[Records from a dataset]

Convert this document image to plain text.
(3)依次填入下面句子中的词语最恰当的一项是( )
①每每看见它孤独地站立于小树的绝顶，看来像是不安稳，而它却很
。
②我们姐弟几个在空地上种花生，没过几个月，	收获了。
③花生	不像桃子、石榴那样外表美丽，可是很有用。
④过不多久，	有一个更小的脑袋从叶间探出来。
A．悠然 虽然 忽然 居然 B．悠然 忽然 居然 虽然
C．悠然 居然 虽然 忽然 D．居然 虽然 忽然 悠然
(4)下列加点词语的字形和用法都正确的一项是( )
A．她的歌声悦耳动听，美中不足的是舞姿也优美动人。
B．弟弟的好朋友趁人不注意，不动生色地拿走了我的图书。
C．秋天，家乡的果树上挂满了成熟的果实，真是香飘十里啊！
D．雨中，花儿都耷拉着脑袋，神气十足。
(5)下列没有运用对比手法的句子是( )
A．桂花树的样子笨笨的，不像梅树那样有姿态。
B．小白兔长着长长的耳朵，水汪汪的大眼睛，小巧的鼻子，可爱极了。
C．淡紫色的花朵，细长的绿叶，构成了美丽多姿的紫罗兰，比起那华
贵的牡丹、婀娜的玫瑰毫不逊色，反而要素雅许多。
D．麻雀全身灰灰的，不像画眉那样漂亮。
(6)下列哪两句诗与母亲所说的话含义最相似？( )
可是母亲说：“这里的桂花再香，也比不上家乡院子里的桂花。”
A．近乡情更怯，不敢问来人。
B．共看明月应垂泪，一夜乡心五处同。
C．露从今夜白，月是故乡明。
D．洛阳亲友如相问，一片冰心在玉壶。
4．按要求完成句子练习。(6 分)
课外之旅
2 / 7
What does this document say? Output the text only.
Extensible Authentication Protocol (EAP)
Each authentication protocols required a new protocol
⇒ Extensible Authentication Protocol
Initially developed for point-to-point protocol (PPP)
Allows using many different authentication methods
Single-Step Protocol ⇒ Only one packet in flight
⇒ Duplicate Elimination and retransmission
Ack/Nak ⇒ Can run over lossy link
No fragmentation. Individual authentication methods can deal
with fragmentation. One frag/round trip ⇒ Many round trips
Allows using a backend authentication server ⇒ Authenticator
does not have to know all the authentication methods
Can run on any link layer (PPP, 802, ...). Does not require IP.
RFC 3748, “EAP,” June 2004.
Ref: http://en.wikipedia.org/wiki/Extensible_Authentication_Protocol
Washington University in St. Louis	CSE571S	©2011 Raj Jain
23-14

#### WHAT THE TASK ASKS
Faithfully reproduce all of the records, character for character.

#### WRITTEN RESPONSE
Convert this document image to plain text.
(3)依次填入下面句子中的词语最恰当的一项是( )
①每每看见它孤独地站立于小树的绝顶，看来像是不安稳，而它却很
。
②我们姐弟几个在空地上种花生，没过几个月，	收获了。
③花生	不像桃子、石榴那样外表美丽，可是很有用。
④过不多久，	有一个更小的脑袋从叶间探出来。
A．悠然 虽然 忽然 居然 B．悠然 忽然 居然 虽然
C．悠然 居然 虽然 忽然 D．居然 虽然 忽然 悠然
(4)下列加点词语的字形和用法都正确的一项是( )
A．她的歌声悦耳动听，美中不足的是舞姿也优美动人。
B．弟弟的好朋友趁人不注意，不动生色地拿走了我的图书。
C．秋天，家乡的果树上挂满了成熟的果实，真是香飘十里啊！
D．雨中，花儿都耷拉着脑袋，神气十足。
(5)下列没有运用对比手法的句子是( )
A．桂花树的样子笨笨的，不像梅树那样有姿态。
B．小白兔长着长长的耳朵，水汪汪的大眼睛，小巧的鼻子，可爱极了。
C．淡紫色的花朵，细长的绿叶，构成了美丽多姿的紫罗兰，比起那华
贵的牡丹、婀娜的玫瑰毫不逊色，反而要素雅许多。
D．麻雀全身灰灰的，不像画眉那样漂亮。
(6)下列哪两句诗与母亲所说的话含义最相似？( )
可是母亲说：“这里的桂花再香，也比不上家乡院子里的桂花。”
A．近乡情更怯，不敢问来人。
B．共看明月应垂泪，一夜乡心五处同。
C．露从今夜白，月是故乡明。
D．洛阳亲友如相问，一片冰心在玉壶。
4．按要求完成句子练习。(6 分)
课外之旅
2 / 7
What does this document say? Output the text only.
Extensible Authentication Protocol (EAP)
Each authentication protocols required a new protocol
⇒ Extensible Authentication Protocol
Initially developed for point-to-point protocol (PPP)
Allows using many different authentication methods
Single-Step Protocol ⇒ Only one packet in flight
⇒ Duplicate Elimination and retransmission
Ack/Nak ⇒ Can run over lossy link
No fragmentation. Individual authentication methods can deal
with fragmentation. One frag/round trip ⇒ Many round trips
Allows using a backend authentication server ⇒ Authenticator
does not have to know all the authentication methods
Can run on any link layer (PPP, 802, ...). Does not require IP.
RFC 3748, “EAP,” June 2004.
Ref: http://en.wikipedia.org/wiki/Extensible_Authentication_Protocol
Washington University in St. Louis	CSE571S	©2011 Raj Jain
23-14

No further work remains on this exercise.